= PROBLEM TO SOLVE =
Check each line of the listing, and copy it if it contains the word "text".
====== PROVIDED MATERIAL
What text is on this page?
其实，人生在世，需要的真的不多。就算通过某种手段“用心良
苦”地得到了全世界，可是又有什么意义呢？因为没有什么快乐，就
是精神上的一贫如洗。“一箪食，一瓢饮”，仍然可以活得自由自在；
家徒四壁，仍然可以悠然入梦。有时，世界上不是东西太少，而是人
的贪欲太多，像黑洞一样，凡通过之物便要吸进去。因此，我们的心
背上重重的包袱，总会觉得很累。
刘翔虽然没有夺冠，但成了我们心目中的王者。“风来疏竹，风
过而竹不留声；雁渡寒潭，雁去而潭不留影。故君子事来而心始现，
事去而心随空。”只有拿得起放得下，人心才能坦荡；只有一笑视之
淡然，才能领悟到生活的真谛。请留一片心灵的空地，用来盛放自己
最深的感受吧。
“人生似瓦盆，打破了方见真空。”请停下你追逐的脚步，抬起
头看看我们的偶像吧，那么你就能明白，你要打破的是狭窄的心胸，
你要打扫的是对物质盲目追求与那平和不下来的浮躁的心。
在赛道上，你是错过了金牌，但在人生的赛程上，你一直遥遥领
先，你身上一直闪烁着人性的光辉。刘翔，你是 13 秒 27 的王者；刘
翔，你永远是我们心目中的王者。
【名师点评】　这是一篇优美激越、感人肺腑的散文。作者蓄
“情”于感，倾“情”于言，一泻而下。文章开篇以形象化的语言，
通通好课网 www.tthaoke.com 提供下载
============
====== PROVIDED MATERIAL
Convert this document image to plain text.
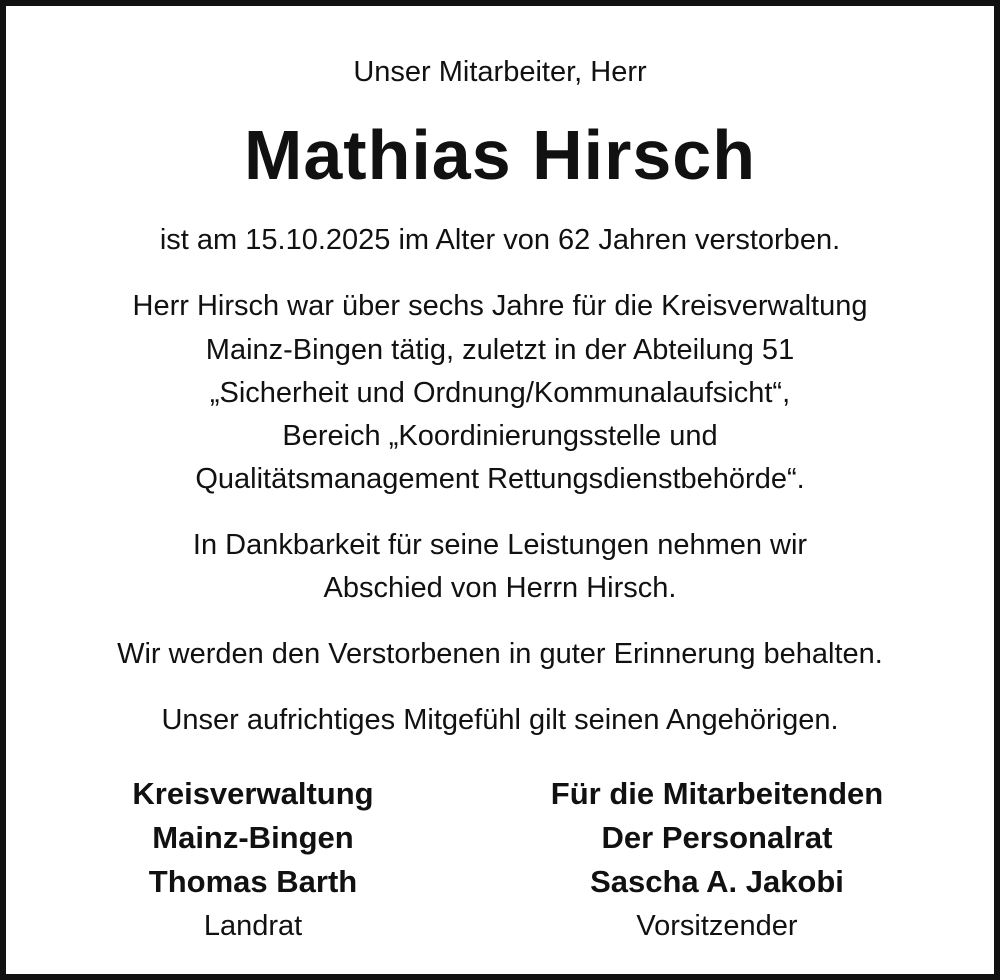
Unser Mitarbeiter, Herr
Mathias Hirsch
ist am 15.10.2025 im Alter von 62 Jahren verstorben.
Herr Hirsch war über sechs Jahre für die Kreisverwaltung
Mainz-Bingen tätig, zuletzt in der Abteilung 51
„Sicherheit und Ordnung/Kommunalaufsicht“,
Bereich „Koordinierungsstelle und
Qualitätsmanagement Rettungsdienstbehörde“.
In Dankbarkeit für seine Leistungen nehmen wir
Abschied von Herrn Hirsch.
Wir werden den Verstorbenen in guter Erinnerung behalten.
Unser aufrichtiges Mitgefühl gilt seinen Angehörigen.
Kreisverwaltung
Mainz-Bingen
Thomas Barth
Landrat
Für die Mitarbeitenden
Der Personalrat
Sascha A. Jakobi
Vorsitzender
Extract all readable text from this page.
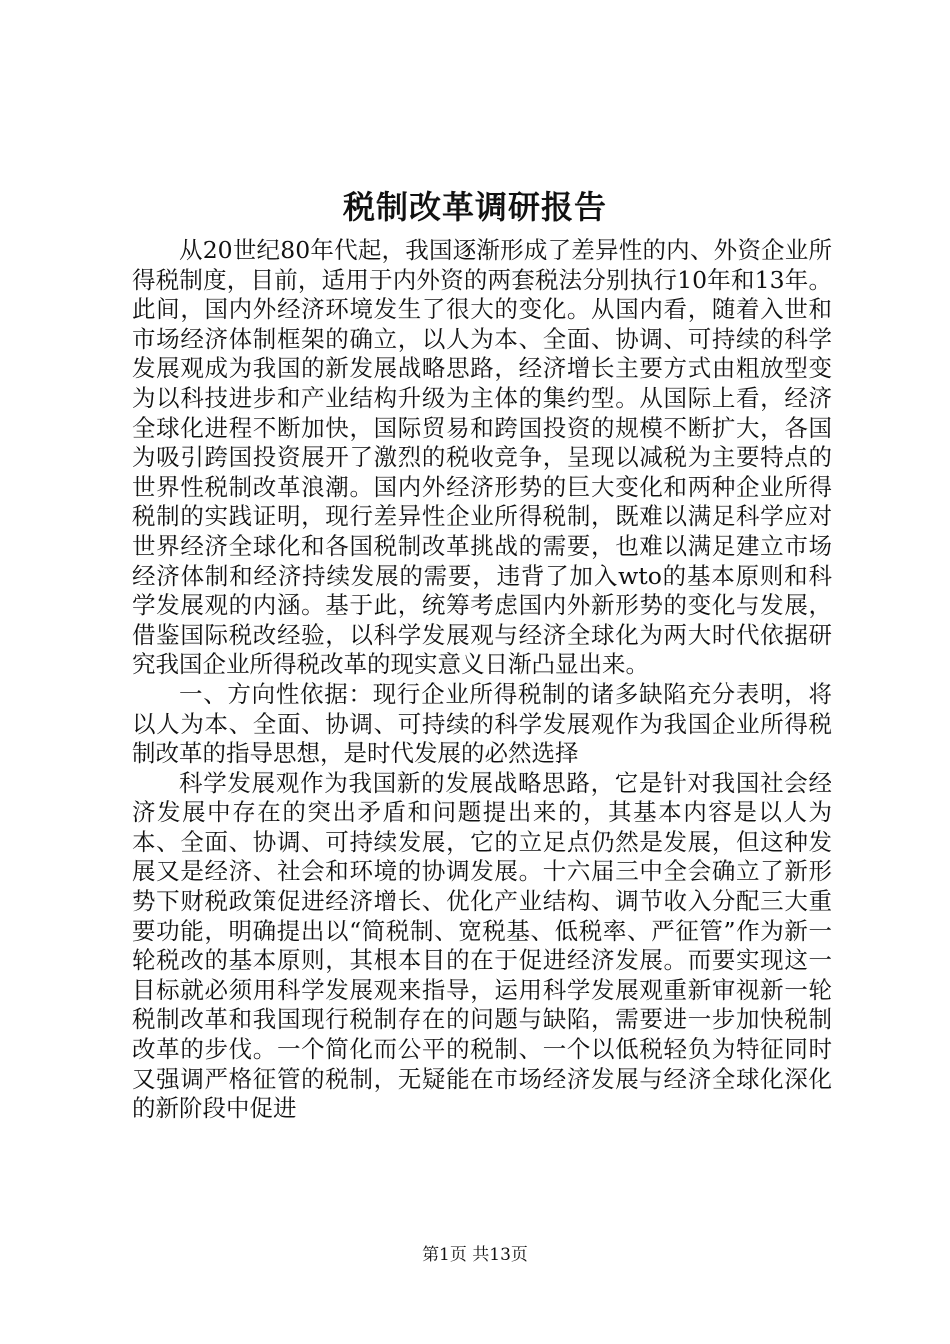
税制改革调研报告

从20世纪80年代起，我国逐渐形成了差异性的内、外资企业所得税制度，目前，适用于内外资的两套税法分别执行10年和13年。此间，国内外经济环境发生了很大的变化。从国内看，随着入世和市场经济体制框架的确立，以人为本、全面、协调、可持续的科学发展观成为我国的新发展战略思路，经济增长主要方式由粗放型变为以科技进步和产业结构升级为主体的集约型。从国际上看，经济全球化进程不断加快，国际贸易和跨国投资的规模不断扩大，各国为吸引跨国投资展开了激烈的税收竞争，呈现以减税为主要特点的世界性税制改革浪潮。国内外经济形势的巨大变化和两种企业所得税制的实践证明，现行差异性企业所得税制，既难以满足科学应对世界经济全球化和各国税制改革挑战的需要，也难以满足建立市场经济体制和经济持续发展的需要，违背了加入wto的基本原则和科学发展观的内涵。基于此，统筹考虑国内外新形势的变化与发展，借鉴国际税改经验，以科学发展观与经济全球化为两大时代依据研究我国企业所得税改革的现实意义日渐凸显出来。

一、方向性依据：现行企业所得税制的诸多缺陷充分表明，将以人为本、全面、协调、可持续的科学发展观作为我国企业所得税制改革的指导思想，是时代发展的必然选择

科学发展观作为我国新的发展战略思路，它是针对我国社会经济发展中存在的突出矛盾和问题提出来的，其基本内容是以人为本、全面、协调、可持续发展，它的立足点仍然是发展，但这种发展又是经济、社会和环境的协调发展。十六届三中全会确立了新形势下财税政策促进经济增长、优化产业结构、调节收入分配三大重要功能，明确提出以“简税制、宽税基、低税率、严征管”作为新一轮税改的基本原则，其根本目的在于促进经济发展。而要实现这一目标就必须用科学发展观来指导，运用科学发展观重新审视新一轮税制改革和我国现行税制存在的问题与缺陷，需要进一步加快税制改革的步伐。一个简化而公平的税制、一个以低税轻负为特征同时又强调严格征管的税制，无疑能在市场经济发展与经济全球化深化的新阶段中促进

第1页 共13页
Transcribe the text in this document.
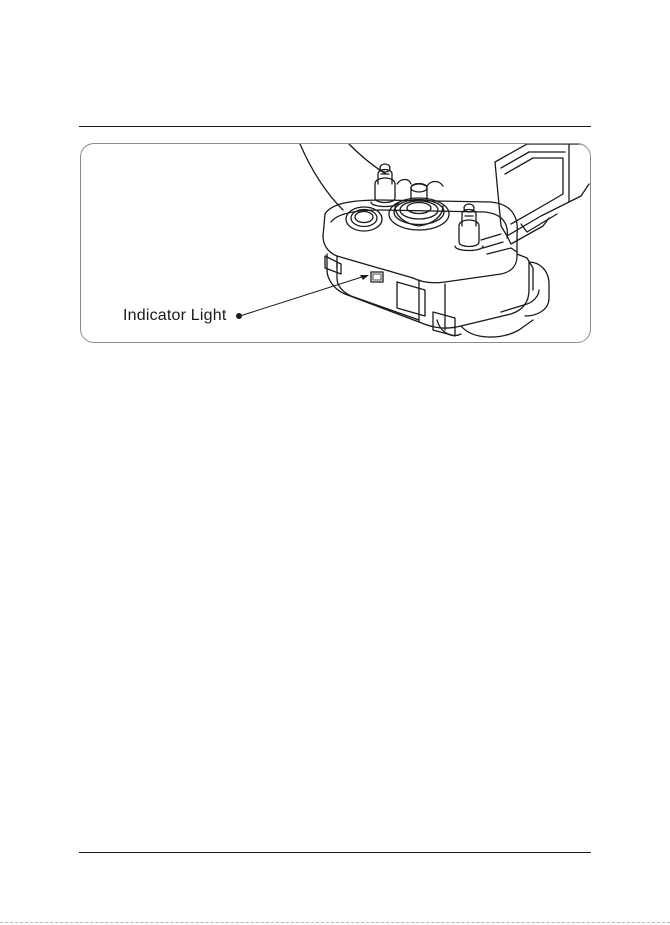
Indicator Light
============
= FINAL RESULT =
What text is on this page?
Convert this document image to plain text.
Extract all readable text from this page.
Transcribe the text in this document.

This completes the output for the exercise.